**Data entries**.
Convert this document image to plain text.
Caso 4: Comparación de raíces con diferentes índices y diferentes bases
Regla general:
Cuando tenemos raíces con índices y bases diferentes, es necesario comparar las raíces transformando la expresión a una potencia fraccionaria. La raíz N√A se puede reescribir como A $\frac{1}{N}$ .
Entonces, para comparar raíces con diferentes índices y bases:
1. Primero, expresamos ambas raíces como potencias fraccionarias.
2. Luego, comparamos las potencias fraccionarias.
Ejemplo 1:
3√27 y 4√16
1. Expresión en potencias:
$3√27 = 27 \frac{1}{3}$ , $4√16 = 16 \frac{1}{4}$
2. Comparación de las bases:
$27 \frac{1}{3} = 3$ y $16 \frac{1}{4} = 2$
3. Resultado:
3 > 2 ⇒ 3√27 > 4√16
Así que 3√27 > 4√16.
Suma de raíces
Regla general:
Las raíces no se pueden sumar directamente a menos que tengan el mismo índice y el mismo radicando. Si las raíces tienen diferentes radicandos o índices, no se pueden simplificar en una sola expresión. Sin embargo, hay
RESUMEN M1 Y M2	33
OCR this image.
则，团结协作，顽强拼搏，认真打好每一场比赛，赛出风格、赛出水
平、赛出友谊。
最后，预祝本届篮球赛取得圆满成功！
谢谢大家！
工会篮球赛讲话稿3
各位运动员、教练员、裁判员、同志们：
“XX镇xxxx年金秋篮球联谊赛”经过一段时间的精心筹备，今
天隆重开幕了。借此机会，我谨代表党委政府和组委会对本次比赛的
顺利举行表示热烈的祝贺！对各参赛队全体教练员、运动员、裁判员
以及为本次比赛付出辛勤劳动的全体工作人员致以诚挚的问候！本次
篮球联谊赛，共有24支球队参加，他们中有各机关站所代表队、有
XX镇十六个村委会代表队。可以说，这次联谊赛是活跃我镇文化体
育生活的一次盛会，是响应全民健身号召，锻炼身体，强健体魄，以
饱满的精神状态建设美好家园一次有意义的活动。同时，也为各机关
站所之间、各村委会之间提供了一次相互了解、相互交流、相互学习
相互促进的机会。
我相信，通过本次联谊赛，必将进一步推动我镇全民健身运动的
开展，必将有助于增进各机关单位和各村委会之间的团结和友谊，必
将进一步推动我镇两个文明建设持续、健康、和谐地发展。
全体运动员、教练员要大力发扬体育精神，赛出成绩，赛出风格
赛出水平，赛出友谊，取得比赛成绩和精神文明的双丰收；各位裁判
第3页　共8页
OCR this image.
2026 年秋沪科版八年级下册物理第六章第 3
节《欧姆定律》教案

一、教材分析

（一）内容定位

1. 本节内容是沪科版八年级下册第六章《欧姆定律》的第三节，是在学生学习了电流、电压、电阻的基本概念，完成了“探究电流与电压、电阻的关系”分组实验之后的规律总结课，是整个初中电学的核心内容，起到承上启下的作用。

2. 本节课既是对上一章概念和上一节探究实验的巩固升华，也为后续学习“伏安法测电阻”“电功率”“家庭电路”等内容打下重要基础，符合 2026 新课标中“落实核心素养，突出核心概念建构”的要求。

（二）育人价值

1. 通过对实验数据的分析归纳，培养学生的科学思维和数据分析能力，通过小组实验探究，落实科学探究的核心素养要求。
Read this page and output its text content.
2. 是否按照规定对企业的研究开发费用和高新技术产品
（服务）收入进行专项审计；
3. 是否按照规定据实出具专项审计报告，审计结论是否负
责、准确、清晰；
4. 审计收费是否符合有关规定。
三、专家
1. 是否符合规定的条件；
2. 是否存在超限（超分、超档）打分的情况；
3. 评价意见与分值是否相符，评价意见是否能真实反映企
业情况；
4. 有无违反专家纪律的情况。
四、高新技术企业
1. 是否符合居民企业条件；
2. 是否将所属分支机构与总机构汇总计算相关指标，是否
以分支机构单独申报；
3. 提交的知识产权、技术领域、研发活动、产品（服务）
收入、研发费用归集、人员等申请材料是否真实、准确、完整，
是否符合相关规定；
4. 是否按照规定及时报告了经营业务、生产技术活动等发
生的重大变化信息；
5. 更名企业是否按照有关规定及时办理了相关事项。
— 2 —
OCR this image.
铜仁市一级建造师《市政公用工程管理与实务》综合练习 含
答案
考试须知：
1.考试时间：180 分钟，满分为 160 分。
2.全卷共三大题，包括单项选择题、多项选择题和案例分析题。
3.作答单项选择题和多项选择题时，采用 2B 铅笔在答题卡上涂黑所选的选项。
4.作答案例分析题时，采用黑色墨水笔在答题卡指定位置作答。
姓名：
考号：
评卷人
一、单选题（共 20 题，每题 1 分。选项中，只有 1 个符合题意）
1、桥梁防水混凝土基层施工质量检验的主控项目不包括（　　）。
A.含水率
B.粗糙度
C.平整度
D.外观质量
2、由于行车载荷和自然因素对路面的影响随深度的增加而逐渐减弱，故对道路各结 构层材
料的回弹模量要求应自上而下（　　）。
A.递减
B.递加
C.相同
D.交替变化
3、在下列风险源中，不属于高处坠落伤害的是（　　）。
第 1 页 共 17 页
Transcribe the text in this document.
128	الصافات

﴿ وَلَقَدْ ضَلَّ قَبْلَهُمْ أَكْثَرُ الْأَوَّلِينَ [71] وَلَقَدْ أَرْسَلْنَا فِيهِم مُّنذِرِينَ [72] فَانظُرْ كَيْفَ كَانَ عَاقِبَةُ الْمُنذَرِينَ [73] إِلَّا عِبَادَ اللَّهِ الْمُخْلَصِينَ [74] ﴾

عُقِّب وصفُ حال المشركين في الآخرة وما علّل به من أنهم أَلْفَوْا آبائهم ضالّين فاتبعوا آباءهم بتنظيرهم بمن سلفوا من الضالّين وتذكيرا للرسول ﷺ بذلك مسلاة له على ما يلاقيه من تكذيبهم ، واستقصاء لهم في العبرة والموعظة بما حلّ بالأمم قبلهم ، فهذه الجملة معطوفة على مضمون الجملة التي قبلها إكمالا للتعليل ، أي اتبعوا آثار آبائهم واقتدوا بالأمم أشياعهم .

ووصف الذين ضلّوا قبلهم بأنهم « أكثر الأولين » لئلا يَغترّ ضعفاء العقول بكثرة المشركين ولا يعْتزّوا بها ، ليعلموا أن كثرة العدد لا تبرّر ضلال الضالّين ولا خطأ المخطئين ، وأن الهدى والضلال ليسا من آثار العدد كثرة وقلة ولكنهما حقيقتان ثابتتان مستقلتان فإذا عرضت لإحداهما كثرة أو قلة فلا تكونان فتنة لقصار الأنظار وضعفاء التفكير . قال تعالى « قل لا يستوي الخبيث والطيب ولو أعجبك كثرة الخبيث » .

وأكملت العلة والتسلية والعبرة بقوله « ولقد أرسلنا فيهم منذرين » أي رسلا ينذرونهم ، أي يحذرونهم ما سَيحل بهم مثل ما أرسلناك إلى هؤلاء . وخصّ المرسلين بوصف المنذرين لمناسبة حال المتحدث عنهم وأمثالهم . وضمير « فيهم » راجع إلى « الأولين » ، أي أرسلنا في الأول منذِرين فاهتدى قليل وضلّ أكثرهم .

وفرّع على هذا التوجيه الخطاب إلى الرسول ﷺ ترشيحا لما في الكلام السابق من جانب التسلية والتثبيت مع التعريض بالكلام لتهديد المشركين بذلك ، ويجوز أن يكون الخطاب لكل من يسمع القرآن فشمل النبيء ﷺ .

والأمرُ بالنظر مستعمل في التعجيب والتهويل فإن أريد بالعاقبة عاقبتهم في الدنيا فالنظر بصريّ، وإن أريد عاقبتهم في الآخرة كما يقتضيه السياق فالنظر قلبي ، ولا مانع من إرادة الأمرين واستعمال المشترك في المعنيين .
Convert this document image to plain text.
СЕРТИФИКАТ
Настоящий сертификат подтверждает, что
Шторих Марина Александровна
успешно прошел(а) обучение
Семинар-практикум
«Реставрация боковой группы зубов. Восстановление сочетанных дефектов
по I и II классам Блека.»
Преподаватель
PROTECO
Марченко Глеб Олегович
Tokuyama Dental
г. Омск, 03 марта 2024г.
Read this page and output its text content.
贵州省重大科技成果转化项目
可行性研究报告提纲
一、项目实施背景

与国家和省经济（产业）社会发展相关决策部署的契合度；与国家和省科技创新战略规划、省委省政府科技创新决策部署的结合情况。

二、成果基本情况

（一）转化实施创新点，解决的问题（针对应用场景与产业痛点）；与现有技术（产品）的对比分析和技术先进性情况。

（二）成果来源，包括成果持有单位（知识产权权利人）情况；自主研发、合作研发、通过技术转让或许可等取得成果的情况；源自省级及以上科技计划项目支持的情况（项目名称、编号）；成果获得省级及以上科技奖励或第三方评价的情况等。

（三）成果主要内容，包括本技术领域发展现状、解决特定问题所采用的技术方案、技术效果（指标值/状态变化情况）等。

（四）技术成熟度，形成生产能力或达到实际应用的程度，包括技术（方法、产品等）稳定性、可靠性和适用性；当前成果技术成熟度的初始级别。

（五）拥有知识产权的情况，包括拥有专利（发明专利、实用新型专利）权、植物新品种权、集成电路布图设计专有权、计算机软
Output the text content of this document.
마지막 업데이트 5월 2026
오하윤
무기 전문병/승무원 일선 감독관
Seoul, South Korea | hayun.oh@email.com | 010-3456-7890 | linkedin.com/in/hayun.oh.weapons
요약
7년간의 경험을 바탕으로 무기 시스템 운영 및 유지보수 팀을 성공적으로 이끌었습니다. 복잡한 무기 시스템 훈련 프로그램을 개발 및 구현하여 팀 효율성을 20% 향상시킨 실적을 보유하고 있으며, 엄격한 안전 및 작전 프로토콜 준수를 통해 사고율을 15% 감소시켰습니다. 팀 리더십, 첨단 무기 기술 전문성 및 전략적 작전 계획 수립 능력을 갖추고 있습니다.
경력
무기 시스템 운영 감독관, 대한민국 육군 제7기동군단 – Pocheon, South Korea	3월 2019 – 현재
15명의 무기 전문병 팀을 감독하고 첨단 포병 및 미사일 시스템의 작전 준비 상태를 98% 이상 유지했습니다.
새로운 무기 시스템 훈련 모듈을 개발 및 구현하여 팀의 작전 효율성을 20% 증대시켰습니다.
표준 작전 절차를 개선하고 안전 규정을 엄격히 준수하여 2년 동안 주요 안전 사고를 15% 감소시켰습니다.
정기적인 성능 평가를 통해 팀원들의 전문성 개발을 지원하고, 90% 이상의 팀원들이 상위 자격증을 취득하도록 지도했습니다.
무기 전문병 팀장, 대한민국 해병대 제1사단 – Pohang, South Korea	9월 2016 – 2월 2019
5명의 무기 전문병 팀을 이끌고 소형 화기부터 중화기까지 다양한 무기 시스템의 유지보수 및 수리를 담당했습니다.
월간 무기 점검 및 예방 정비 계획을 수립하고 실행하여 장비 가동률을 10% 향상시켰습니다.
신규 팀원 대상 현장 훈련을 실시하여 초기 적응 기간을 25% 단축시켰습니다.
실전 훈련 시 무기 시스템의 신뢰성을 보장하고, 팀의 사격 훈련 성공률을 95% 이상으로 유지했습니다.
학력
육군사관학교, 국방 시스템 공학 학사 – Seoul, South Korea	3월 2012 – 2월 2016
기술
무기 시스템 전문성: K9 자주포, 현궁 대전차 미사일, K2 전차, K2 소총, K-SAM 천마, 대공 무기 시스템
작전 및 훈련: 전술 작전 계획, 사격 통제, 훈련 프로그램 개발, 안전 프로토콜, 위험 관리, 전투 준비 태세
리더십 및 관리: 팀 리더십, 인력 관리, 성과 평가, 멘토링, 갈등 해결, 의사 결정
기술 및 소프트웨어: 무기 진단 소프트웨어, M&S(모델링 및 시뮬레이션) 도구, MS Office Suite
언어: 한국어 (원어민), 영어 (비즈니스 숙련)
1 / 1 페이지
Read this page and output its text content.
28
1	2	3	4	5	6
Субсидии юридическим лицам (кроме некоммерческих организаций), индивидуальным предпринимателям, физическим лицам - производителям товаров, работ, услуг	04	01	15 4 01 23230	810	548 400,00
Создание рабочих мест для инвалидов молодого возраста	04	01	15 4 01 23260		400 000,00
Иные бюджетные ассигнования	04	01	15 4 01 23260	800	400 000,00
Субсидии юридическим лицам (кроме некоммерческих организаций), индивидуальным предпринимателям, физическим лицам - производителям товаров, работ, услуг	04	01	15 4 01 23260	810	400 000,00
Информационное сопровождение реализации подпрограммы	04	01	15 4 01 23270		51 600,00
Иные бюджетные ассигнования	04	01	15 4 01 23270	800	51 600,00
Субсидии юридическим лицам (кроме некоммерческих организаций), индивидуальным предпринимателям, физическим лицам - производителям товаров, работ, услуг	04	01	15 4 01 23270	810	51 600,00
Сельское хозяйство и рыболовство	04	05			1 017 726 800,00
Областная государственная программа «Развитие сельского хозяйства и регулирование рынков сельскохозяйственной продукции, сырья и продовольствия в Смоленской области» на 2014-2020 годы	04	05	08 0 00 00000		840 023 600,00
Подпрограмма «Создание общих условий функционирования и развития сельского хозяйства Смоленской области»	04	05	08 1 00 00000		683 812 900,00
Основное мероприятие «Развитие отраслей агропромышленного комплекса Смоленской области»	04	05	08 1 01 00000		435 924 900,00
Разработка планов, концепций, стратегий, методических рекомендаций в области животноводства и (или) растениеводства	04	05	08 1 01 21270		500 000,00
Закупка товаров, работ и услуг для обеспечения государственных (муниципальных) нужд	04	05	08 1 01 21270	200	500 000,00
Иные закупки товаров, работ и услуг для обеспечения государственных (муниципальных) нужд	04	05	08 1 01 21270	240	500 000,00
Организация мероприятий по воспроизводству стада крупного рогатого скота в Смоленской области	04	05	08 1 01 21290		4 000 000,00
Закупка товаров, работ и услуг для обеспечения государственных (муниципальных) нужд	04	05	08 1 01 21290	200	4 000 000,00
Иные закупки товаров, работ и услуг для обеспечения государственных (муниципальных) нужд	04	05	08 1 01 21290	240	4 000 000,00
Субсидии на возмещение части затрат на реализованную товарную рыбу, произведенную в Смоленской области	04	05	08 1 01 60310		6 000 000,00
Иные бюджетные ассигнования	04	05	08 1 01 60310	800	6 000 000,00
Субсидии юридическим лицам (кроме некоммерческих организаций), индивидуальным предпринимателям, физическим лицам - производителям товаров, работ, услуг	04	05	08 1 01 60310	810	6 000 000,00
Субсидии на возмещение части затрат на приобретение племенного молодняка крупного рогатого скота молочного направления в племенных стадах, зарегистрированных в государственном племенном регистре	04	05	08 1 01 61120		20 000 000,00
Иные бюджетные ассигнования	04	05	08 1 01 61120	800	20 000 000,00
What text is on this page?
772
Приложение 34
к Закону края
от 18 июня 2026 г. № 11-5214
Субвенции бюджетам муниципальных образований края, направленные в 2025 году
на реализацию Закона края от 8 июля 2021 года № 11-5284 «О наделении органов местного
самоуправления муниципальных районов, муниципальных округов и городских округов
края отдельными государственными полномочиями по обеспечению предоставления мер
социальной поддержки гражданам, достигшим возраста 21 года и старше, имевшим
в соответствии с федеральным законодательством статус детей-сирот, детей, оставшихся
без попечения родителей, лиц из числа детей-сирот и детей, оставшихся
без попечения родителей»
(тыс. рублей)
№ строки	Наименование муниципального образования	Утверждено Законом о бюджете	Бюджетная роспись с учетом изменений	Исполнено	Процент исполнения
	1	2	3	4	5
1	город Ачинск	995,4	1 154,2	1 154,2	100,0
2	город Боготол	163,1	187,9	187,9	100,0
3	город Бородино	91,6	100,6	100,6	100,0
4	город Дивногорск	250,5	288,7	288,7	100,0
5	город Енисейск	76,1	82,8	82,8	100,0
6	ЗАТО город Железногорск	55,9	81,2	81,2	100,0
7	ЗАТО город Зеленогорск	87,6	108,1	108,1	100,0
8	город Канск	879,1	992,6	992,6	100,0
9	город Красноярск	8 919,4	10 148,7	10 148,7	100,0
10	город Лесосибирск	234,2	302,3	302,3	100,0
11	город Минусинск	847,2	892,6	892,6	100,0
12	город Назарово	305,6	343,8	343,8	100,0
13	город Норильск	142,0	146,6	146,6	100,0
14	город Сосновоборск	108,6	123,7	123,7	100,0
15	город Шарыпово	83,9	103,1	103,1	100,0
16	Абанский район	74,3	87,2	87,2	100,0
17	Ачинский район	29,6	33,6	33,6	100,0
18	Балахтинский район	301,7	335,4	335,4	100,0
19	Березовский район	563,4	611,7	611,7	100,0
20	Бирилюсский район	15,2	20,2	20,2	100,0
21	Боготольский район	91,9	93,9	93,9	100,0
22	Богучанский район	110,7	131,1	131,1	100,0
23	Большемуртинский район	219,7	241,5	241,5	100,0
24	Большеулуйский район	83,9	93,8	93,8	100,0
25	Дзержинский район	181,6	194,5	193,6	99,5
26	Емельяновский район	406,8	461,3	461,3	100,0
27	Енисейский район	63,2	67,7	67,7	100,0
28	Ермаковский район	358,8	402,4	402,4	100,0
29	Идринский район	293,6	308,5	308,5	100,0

**Aim of the exercise**. Copy every line in the records above that contains the word "детей".

**Result below**.
в соответствии с федеральным законодательством статус детей-сирот, детей, оставшихся
без попечения родителей, лиц из числа детей-сирот и детей, оставшихся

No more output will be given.